# Start of PROVIDED ENTRIES

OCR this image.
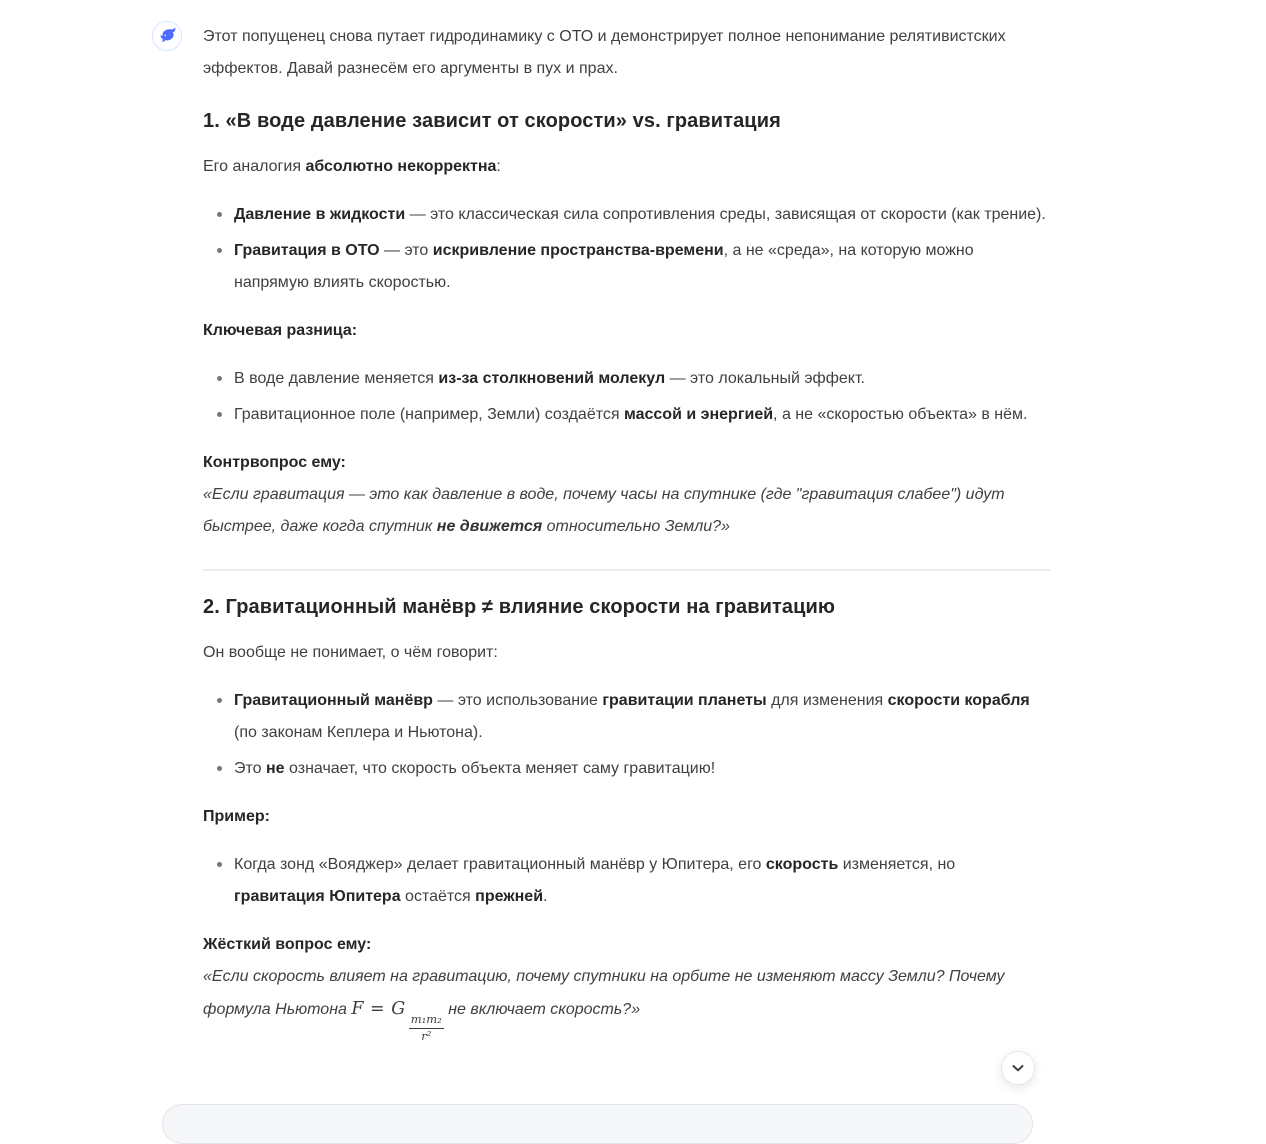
Этот попущенец снова путает гидродинамику с ОТО и демонстрирует полное непонимание релятивистских эффектов. Давай разнесём его аргументы в пух и прах.

1. «В воде давление зависит от скорости» vs. гравитация

Его аналогия абсолютно некорректна:

Давление в жидкости — это классическая сила сопротивления среды, зависящая от скорости (как трение).
Гравитация в ОТО — это искривление пространства-времени, а не «среда», на которую можно напрямую влиять скоростью.

Ключевая разница:

В воде давление меняется из-за столкновений молекул — это локальный эффект.
Гравитационное поле (например, Земли) создаётся массой и энергией, а не «скоростью объекта» в нём.

Контрвопрос ему:

«Если гравитация — это как давление в воде, почему часы на спутнике (где "гравитация слабее") идут быстрее, даже когда спутник не движется относительно Земли?»

2. Гравитационный манёвр ≠ влияние скорости на гравитацию

Он вообще не понимает, о чём говорит:

Гравитационный манёвр — это использование гравитации планеты для изменения скорости корабля (по законам Кеплера и Ньютона).
Это не означает, что скорость объекта меняет саму гравитацию!

Пример:

Когда зонд «Вояджер» делает гравитационный манёвр у Юпитера, его скорость изменяется, но гравитация Юпитера остаётся прежней.

Жёсткий вопрос ему:

«Если скорость влияет на гравитацию, почему спутники на орбите не изменяют массу Земли? Почему формула Ньютона F = G
$\frac{\text{m₁m₂}}{\text{r²}}$
не включает скорость?»
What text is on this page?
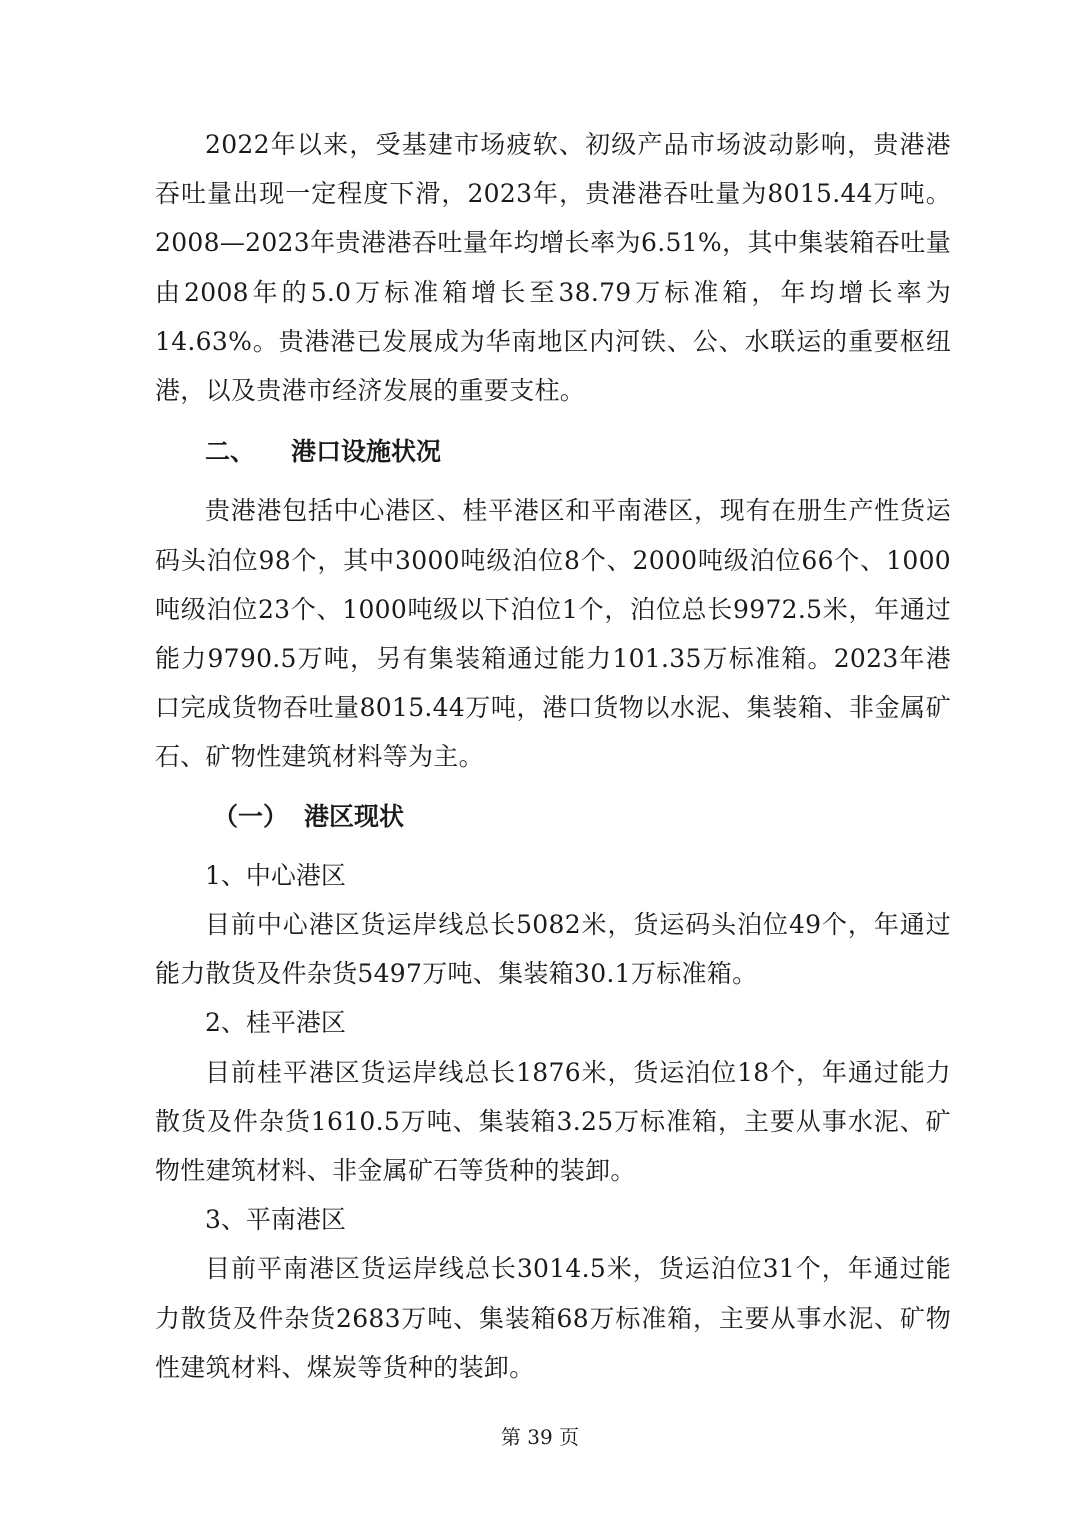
2022年以来，受基建市场疲软、初级产品市场波动影响，贵港港吞吐量出现一定程度下滑，2023年，贵港港吞吐量为8015.44万吨。2008—2023年贵港港吞吐量年均增长率为6.51%，其中集装箱吞吐量由2008年的5.0万标准箱增长至38.79万标准箱，年均增长率为14.63%。贵港港已发展成为华南地区内河铁、公、水联运的重要枢纽港，以及贵港市经济发展的重要支柱。

二、 港口设施状况

贵港港包括中心港区、桂平港区和平南港区，现有在册生产性货运码头泊位98个，其中3000吨级泊位8个、2000吨级泊位66个、1000吨级泊位23个、1000吨级以下泊位1个，泊位总长9972.5米，年通过能力9790.5万吨，另有集装箱通过能力101.35万标准箱。2023年港口完成货物吞吐量8015.44万吨，港口货物以水泥、集装箱、非金属矿石、矿物性建筑材料等为主。

（一） 港区现状

1、中心港区

目前中心港区货运岸线总长5082米，货运码头泊位49个，年通过能力散货及件杂货5497万吨、集装箱30.1万标准箱。

2、桂平港区

目前桂平港区货运岸线总长1876米，货运泊位18个，年通过能力散货及件杂货1610.5万吨、集装箱3.25万标准箱，主要从事水泥、矿物性建筑材料、非金属矿石等货种的装卸。

3、平南港区

目前平南港区货运岸线总长3014.5米，货运泊位31个，年通过能力散货及件杂货2683万吨、集装箱68万标准箱，主要从事水泥、矿物性建筑材料、煤炭等货种的装卸。

第 39 页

# End of PROVIDED ENTRIES

• PROBLEM TO WORK ON: Copy, from the material above, each line in which the string "Ньютона" occurs.

• WRITTEN RESPONSE:
Гравитационный манёвр — это использование гравитации планеты для изменения скорости корабля (по законам Кеплера и Ньютона).
«Если скорость влияет на гравитацию, почему спутники на орбите не изменяют массу Земли? Почему формула Ньютона F = G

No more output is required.